- Born: 26 February 1942 Ahmedabad, Gujarat
- Origin: India
- Died: 26 March 2010 (aged 68)
- Genres: Benaras Gharana
- Occupation: Musician
- Instrument: Tabla
- Spouse: Manju Mehta ​(date missing)​

= Nandan Mehta =

Pandit Nandan Mehta (26 February 1942 – 26 March 2010) was an Indian tabla player and music teacher from Ahmedabad who belonged to the Benaras Gharana of Hindustani classical music. He established Saptak School of Music and started Saptak Annual Festival of Music in 1980.

==Early life==
Pandit Nandan Mehta was born on 26 February 1942 to Yashodhar Mehta, a writer and lawyer, and Vasumati, a painter and daughter of Sir Chinubhai Baronet. His grandfather Narmadashanker Mehta was a reputed Vedanta scholar.

He was trained under Kishan Maharaj and was a tabla exponent of the Banaras Gharana. He introduced Banaras Gharana to Gujarat.

==Musical career==
He was a Senior A Grade artist of All India Radio and Doordarshan. His performances won him acclaim. He performed extensively across the country and participated in the AIR National Programmes as well as the Akashvani Sangeet Sammelan. He also served to AIR on their Staff Selection Committee, Ahmedabad and also served on their Music Audition Board.

He established Saptak School of Music and started Saptak Annual Festival of Music in 1980.

==Death==
Nandan Mehta succumbed to oral cancer on 26 March 2010. His wife, Manju Mehta is a sitar player and his two daughters, Poorvi Mehta, a sitar player and Hetal Mehta, a tabla player.

The gallery dedicated to his life and the Saptak Annual Festival of Music was opened in Ahmedabad in 2012.

==Recognition==
He was honoured by Pandit Jasraj twice (1997 and 2002) on behalf of the Mewati Gharana and was conferred the title of 'Tal Rasik Var'. "Sankalp" central body at Kurukshetra conferred on him the title of 'Sangeet Rushi' in the year 1996. Kumar Club Shastriya Group Ahmedabad also honoured him for rendering outstanding services to the field of classical music. He has been awarded the prestigious 'Gaurav Puraskar' by the Gujarat Sangeet Natak Academy for his outstanding contribution in the field of music in the year 1988. He was also honoured on 'Vishwa Rang – Bhoomi day' for his contribution in the field of music in Vadodara, and by the Medical Association in Ahmedabad. Swar Sadhana Samiti, Mumbai, awarded him 'Swar Sadhana Ratna' in the year 2004. He was also honoured by 'Kala Gurjari' Bhavnagar, Sangeet Kala Niketan, Jaipur. He was also honored by Madhuvan, Bhopal for his contribution in the field of music in the year 2005. He was conferred the title 'Shreshth kala Acharya'. Dr.H.L.Trivedi, Director, Kidney Institute has also honoured him for rendering outstanding services in the field of Classical music and conferred the title 'Bhagwan Mahavir Karuna Sewa Sanman' in 2007. He was awarded "Sangeet Ratna Chudamani" by Divya Jivan Sangh Shivanand Ashram Ahmedabad in 2008 by Naval Kishore Sharma, Governor of Gujarat.

Your instructions: Reproduce the passage of the Nandan Mehta article that starts with "Pandit Nandan Mehta (26" and goes on through "reputed Vedanta scholar.". The material that comes next is drawn from a different source than the Nandan Mehta article.

Data records:
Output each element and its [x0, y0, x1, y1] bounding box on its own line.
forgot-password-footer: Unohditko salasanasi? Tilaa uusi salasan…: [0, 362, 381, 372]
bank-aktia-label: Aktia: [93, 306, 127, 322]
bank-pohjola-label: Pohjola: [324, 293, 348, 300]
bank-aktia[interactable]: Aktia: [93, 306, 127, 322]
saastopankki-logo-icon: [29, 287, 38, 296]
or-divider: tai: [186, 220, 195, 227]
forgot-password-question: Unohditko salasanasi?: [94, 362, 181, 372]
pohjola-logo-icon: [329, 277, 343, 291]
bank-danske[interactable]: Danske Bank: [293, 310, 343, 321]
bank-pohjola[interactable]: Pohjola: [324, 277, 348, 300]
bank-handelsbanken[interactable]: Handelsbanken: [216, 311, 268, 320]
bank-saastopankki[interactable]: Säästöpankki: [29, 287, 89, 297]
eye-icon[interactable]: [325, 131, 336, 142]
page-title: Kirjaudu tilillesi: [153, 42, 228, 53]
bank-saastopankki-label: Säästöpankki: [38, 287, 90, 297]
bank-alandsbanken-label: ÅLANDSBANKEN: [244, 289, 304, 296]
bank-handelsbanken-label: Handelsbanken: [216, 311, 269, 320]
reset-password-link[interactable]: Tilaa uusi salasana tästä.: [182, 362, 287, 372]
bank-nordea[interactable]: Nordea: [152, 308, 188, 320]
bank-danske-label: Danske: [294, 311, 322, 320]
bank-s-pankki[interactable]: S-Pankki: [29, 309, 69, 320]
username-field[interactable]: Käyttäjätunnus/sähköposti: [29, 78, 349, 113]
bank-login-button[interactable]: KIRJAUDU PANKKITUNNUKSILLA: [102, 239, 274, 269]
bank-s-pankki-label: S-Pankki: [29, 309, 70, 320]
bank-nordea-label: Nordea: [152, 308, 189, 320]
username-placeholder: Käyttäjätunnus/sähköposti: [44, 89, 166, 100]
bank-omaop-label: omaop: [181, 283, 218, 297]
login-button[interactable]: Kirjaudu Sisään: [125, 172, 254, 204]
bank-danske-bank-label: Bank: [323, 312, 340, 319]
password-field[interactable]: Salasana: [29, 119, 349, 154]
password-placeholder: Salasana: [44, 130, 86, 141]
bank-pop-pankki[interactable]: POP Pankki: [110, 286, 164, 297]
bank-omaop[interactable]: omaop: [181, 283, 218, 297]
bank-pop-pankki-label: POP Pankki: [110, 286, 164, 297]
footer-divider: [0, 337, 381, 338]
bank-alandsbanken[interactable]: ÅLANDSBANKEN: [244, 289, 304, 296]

Task solution:
Pandit Nandan Mehta (26 February 1942 – 26 March 2010) was an Indian tabla player and music teacher from Ahmedabad who belonged to the Benaras Gharana of Hindustani classical music. He established Saptak School of Music and started Saptak Annual Festival of Music in 1980.

==Early life==
Pandit Nandan Mehta was born on 26 February 1942 to Yashodhar Mehta, a writer and lawyer, and Vasumati, a painter and daughter of Sir Chinubhai Baronet. His grandfather Narmadashanker Mehta was a reputed Vedanta scholar.